◆ **DATA TO USE**
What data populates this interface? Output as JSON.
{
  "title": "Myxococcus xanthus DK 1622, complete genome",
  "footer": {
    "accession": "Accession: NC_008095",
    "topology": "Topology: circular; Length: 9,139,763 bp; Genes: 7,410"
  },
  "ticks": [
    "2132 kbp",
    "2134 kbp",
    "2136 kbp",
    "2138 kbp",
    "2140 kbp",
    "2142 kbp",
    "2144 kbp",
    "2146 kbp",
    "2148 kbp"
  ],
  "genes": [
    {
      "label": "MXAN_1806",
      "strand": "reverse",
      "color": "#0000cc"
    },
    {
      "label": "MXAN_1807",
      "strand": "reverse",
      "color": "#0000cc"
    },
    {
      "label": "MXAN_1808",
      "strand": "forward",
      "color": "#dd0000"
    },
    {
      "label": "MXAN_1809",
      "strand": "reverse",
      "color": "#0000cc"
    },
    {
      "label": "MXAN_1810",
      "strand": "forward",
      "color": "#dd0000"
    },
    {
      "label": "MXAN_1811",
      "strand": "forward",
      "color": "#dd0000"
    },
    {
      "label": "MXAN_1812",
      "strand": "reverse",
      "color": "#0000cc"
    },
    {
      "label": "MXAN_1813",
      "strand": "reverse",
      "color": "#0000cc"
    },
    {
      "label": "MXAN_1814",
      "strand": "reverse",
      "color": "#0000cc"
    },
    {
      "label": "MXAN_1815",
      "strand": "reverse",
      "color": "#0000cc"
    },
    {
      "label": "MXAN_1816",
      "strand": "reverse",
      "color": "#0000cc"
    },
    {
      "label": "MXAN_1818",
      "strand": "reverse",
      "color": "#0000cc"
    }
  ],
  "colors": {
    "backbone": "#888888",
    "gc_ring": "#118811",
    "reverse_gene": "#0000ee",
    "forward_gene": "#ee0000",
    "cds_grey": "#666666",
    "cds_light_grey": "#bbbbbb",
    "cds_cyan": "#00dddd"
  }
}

◆ **WHAT YOU NEED TO DO**
Write out every record verbatim.

◆ **ANSWER TO THIS PROBLEM**
What data populates this interface? Output as JSON.
{
  "title": "Myxococcus xanthus DK 1622, complete genome",
  "footer": {
    "accession": "Accession: NC_008095",
    "topology": "Topology: circular; Length: 9,139,763 bp; Genes: 7,410"
  },
  "ticks": [
    "2132 kbp",
    "2134 kbp",
    "2136 kbp",
    "2138 kbp",
    "2140 kbp",
    "2142 kbp",
    "2144 kbp",
    "2146 kbp",
    "2148 kbp"
  ],
  "genes": [
    {
      "label": "MXAN_1806",
      "strand": "reverse",
      "color": "#0000cc"
    },
    {
      "label": "MXAN_1807",
      "strand": "reverse",
      "color": "#0000cc"
    },
    {
      "label": "MXAN_1808",
      "strand": "forward",
      "color": "#dd0000"
    },
    {
      "label": "MXAN_1809",
      "strand": "reverse",
      "color": "#0000cc"
    },
    {
      "label": "MXAN_1810",
      "strand": "forward",
      "color": "#dd0000"
    },
    {
      "label": "MXAN_1811",
      "strand": "forward",
      "color": "#dd0000"
    },
    {
      "label": "MXAN_1812",
      "strand": "reverse",
      "color": "#0000cc"
    },
    {
      "label": "MXAN_1813",
      "strand": "reverse",
      "color": "#0000cc"
    },
    {
      "label": "MXAN_1814",
      "strand": "reverse",
      "color": "#0000cc"
    },
    {
      "label": "MXAN_1815",
      "strand": "reverse",
      "color": "#0000cc"
    },
    {
      "label": "MXAN_1816",
      "strand": "reverse",
      "color": "#0000cc"
    },
    {
      "label": "MXAN_1818",
      "strand": "reverse",
      "color": "#0000cc"
    }
  ],
  "colors": {
    "backbone": "#888888",
    "gc_ring": "#118811",
    "reverse_gene": "#0000ee",
    "forward_gene": "#ee0000",
    "cds_grey": "#666666",
    "cds_light_grey": "#bbbbbb",
    "cds_cyan": "#00dddd"
  }
}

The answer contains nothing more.